## STATED TASK
Restate the listing that follows word for word, without its pictures.

++++++++++++++++++++

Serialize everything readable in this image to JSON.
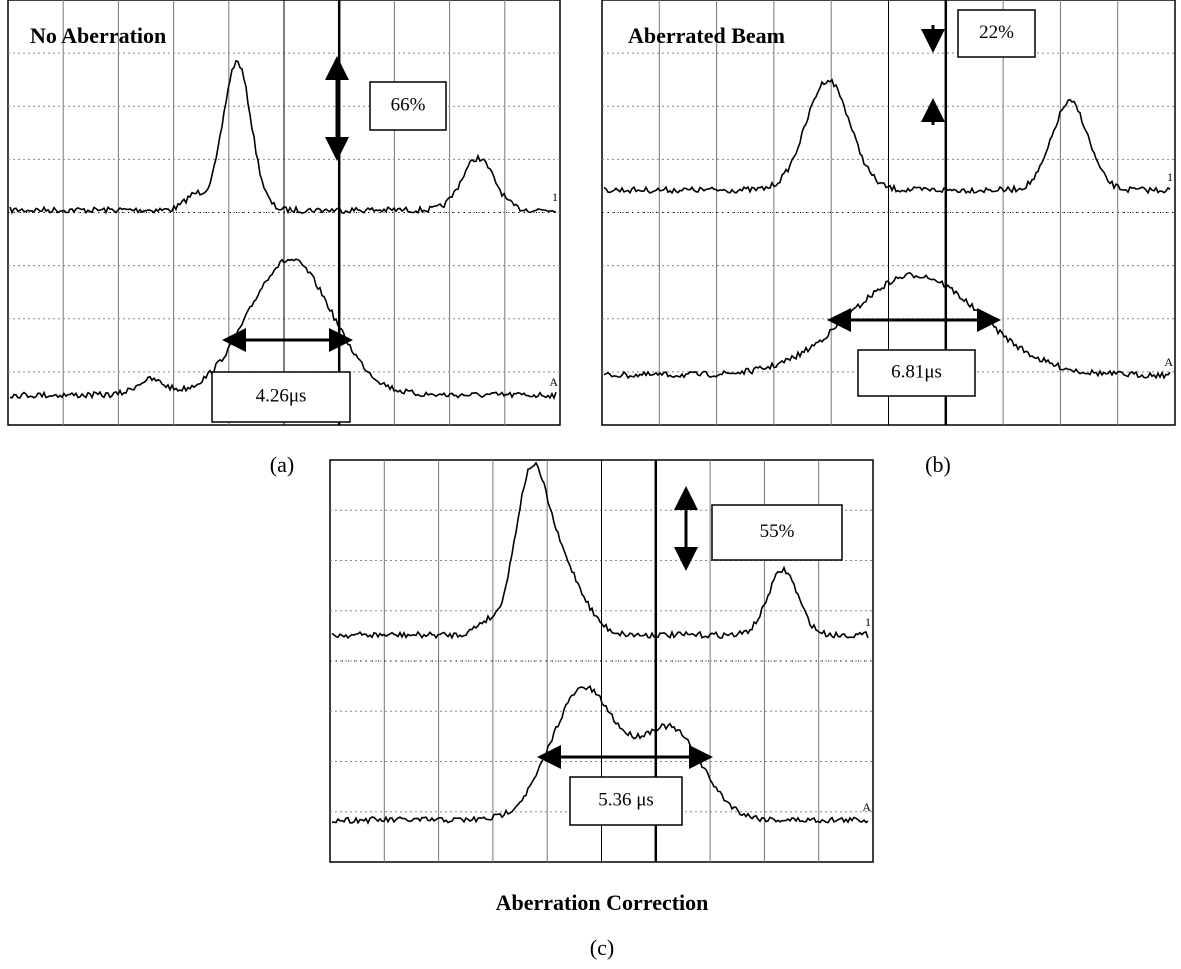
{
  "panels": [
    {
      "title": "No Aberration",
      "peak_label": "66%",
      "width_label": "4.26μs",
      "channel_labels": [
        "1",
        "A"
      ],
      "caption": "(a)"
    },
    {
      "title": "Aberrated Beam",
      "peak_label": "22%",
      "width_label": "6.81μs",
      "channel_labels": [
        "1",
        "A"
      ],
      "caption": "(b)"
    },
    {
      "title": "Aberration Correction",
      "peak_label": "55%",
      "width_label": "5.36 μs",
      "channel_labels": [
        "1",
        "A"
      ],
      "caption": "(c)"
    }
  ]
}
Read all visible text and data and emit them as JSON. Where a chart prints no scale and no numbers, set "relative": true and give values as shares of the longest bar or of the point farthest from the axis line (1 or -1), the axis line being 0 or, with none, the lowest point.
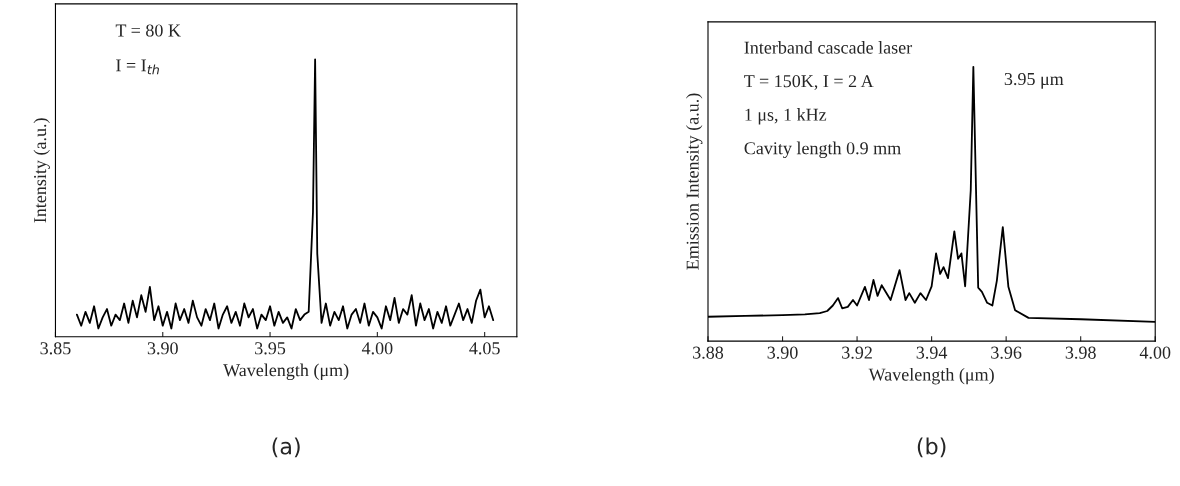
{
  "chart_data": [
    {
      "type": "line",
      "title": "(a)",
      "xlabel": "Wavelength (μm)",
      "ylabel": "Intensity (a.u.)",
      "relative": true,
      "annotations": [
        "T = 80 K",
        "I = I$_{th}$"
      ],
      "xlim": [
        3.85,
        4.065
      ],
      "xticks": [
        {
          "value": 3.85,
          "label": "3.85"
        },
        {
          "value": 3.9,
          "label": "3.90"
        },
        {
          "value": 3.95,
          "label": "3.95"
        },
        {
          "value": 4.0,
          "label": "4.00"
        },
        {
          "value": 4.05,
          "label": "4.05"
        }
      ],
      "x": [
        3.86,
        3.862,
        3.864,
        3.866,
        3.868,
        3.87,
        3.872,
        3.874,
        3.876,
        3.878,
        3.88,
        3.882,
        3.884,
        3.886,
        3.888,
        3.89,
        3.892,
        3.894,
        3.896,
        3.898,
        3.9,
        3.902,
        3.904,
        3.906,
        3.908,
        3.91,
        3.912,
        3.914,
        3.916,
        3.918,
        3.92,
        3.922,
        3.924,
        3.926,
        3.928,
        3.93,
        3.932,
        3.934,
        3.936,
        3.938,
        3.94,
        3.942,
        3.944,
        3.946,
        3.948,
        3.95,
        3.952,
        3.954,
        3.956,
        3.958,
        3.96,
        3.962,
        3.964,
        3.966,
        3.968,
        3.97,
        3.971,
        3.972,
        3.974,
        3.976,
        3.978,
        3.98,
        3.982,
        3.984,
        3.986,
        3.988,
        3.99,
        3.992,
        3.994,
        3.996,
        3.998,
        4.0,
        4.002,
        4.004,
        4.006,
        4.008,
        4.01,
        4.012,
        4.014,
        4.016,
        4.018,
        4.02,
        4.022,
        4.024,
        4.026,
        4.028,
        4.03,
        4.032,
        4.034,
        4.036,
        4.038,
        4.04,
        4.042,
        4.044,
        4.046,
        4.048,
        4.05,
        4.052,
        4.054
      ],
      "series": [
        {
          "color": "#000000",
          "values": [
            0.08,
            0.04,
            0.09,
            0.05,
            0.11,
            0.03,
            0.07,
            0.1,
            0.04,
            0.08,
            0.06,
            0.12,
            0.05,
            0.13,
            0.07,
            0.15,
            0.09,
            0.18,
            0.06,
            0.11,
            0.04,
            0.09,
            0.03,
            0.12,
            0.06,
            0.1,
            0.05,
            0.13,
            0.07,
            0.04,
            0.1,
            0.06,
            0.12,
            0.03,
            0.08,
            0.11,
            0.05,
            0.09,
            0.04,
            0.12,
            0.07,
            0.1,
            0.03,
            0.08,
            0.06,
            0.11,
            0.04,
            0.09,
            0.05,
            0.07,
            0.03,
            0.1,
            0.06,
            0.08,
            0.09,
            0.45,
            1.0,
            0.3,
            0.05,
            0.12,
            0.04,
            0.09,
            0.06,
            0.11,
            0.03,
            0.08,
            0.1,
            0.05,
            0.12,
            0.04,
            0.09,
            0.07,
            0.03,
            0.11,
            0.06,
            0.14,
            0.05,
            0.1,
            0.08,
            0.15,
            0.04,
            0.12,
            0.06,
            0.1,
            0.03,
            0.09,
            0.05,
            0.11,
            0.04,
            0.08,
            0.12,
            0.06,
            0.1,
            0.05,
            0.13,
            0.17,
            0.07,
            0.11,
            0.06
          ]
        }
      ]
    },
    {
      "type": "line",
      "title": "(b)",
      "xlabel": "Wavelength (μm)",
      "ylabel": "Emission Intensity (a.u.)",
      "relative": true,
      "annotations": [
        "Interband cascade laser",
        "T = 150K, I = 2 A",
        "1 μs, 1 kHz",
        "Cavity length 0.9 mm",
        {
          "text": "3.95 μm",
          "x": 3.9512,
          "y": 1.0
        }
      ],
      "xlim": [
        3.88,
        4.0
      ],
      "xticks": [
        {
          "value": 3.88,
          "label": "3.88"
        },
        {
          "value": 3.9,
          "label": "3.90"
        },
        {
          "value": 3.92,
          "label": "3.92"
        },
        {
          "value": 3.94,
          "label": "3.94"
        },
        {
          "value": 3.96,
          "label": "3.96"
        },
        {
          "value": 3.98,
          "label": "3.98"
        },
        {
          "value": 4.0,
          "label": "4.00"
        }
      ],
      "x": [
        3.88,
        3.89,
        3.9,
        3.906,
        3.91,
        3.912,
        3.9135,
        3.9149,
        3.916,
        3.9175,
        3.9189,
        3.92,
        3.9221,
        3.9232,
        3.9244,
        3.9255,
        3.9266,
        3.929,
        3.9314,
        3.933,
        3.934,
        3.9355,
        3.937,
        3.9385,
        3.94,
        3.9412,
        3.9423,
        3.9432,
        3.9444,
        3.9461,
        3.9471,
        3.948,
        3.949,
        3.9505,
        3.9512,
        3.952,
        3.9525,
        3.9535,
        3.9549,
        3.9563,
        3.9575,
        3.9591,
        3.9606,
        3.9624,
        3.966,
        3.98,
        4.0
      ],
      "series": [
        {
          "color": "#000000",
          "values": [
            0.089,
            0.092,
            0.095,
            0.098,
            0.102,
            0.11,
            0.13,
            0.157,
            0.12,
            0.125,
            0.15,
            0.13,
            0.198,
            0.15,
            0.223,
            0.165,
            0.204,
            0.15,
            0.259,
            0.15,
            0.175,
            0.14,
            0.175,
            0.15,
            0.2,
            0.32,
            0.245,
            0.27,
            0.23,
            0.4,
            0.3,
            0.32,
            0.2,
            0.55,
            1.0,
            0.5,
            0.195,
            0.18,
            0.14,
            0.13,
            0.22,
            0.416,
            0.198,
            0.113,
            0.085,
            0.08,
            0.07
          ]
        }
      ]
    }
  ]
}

++++++++++++++++++++

## SOLVED PROBLEM
Serialize everything readable in this image to JSON.
{
  "panels": [
    {
      "title": "No Aberration",
      "peak_label": "66%",
      "width_label": "4.26μs",
      "channel_labels": [
        "1",
        "A"
      ],
      "caption": "(a)"
    },
    {
      "title": "Aberrated Beam",
      "peak_label": "22%",
      "width_label": "6.81μs",
      "channel_labels": [
        "1",
        "A"
      ],
      "caption": "(b)"
    },
    {
      "title": "Aberration Correction",
      "peak_label": "55%",
      "width_label": "5.36 μs",
      "channel_labels": [
        "1",
        "A"
      ],
      "caption": "(c)"
    }
  ]
}
Read all visible text and data and emit them as JSON. Where a chart prints no scale and no numbers, set "relative": true and give values as shares of the longest bar or of the point farthest from the axis line (1 or -1), the axis line being 0 or, with none, the lowest point.
{
  "chart_data": [
    {
      "type": "line",
      "title": "(a)",
      "xlabel": "Wavelength (μm)",
      "ylabel": "Intensity (a.u.)",
      "relative": true,
      "annotations": [
        "T = 80 K",
        "I = I$_{th}$"
      ],
      "xlim": [
        3.85,
        4.065
      ],
      "xticks": [
        {
          "value": 3.85,
          "label": "3.85"
        },
        {
          "value": 3.9,
          "label": "3.90"
        },
        {
          "value": 3.95,
          "label": "3.95"
        },
        {
          "value": 4.0,
          "label": "4.00"
        },
        {
          "value": 4.05,
          "label": "4.05"
        }
      ],
      "x": [
        3.86,
        3.862,
        3.864,
        3.866,
        3.868,
        3.87,
        3.872,
        3.874,
        3.876,
        3.878,
        3.88,
        3.882,
        3.884,
        3.886,
        3.888,
        3.89,
        3.892,
        3.894,
        3.896,
        3.898,
        3.9,
        3.902,
        3.904,
        3.906,
        3.908,
        3.91,
        3.912,
        3.914,
        3.916,
        3.918,
        3.92,
        3.922,
        3.924,
        3.926,
        3.928,
        3.93,
        3.932,
        3.934,
        3.936,
        3.938,
        3.94,
        3.942,
        3.944,
        3.946,
        3.948,
        3.95,
        3.952,
        3.954,
        3.956,
        3.958,
        3.96,
        3.962,
        3.964,
        3.966,
        3.968,
        3.97,
        3.971,
        3.972,
        3.974,
        3.976,
        3.978,
        3.98,
        3.982,
        3.984,
        3.986,
        3.988,
        3.99,
        3.992,
        3.994,
        3.996,
        3.998,
        4.0,
        4.002,
        4.004,
        4.006,
        4.008,
        4.01,
        4.012,
        4.014,
        4.016,
        4.018,
        4.02,
        4.022,
        4.024,
        4.026,
        4.028,
        4.03,
        4.032,
        4.034,
        4.036,
        4.038,
        4.04,
        4.042,
        4.044,
        4.046,
        4.048,
        4.05,
        4.052,
        4.054
      ],
      "series": [
        {
          "color": "#000000",
          "values": [
            0.08,
            0.04,
            0.09,
            0.05,
            0.11,
            0.03,
            0.07,
            0.1,
            0.04,
            0.08,
            0.06,
            0.12,
            0.05,
            0.13,
            0.07,
            0.15,
            0.09,
            0.18,
            0.06,
            0.11,
            0.04,
            0.09,
            0.03,
            0.12,
            0.06,
            0.1,
            0.05,
            0.13,
            0.07,
            0.04,
            0.1,
            0.06,
            0.12,
            0.03,
            0.08,
            0.11,
            0.05,
            0.09,
            0.04,
            0.12,
            0.07,
            0.1,
            0.03,
            0.08,
            0.06,
            0.11,
            0.04,
            0.09,
            0.05,
            0.07,
            0.03,
            0.1,
            0.06,
            0.08,
            0.09,
            0.45,
            1.0,
            0.3,
            0.05,
            0.12,
            0.04,
            0.09,
            0.06,
            0.11,
            0.03,
            0.08,
            0.1,
            0.05,
            0.12,
            0.04,
            0.09,
            0.07,
            0.03,
            0.11,
            0.06,
            0.14,
            0.05,
            0.1,
            0.08,
            0.15,
            0.04,
            0.12,
            0.06,
            0.1,
            0.03,
            0.09,
            0.05,
            0.11,
            0.04,
            0.08,
            0.12,
            0.06,
            0.1,
            0.05,
            0.13,
            0.17,
            0.07,
            0.11,
            0.06
          ]
        }
      ]
    },
    {
      "type": "line",
      "title": "(b)",
      "xlabel": "Wavelength (μm)",
      "ylabel": "Emission Intensity (a.u.)",
      "relative": true,
      "annotations": [
        "Interband cascade laser",
        "T = 150K, I = 2 A",
        "1 μs, 1 kHz",
        "Cavity length 0.9 mm",
        {
          "text": "3.95 μm",
          "x": 3.9512,
          "y": 1.0
        }
      ],
      "xlim": [
        3.88,
        4.0
      ],
      "xticks": [
        {
          "value": 3.88,
          "label": "3.88"
        },
        {
          "value": 3.9,
          "label": "3.90"
        },
        {
          "value": 3.92,
          "label": "3.92"
        },
        {
          "value": 3.94,
          "label": "3.94"
        },
        {
          "value": 3.96,
          "label": "3.96"
        },
        {
          "value": 3.98,
          "label": "3.98"
        },
        {
          "value": 4.0,
          "label": "4.00"
        }
      ],
      "x": [
        3.88,
        3.89,
        3.9,
        3.906,
        3.91,
        3.912,
        3.9135,
        3.9149,
        3.916,
        3.9175,
        3.9189,
        3.92,
        3.9221,
        3.9232,
        3.9244,
        3.9255,
        3.9266,
        3.929,
        3.9314,
        3.933,
        3.934,
        3.9355,
        3.937,
        3.9385,
        3.94,
        3.9412,
        3.9423,
        3.9432,
        3.9444,
        3.9461,
        3.9471,
        3.948,
        3.949,
        3.9505,
        3.9512,
        3.952,
        3.9525,
        3.9535,
        3.9549,
        3.9563,
        3.9575,
        3.9591,
        3.9606,
        3.9624,
        3.966,
        3.98,
        4.0
      ],
      "series": [
        {
          "color": "#000000",
          "values": [
            0.089,
            0.092,
            0.095,
            0.098,
            0.102,
            0.11,
            0.13,
            0.157,
            0.12,
            0.125,
            0.15,
            0.13,
            0.198,
            0.15,
            0.223,
            0.165,
            0.204,
            0.15,
            0.259,
            0.15,
            0.175,
            0.14,
            0.175,
            0.15,
            0.2,
            0.32,
            0.245,
            0.27,
            0.23,
            0.4,
            0.3,
            0.32,
            0.2,
            0.55,
            1.0,
            0.5,
            0.195,
            0.18,
            0.14,
            0.13,
            0.22,
            0.416,
            0.198,
            0.113,
            0.085,
            0.08,
            0.07
          ]
        }
      ]
    }
  ]
}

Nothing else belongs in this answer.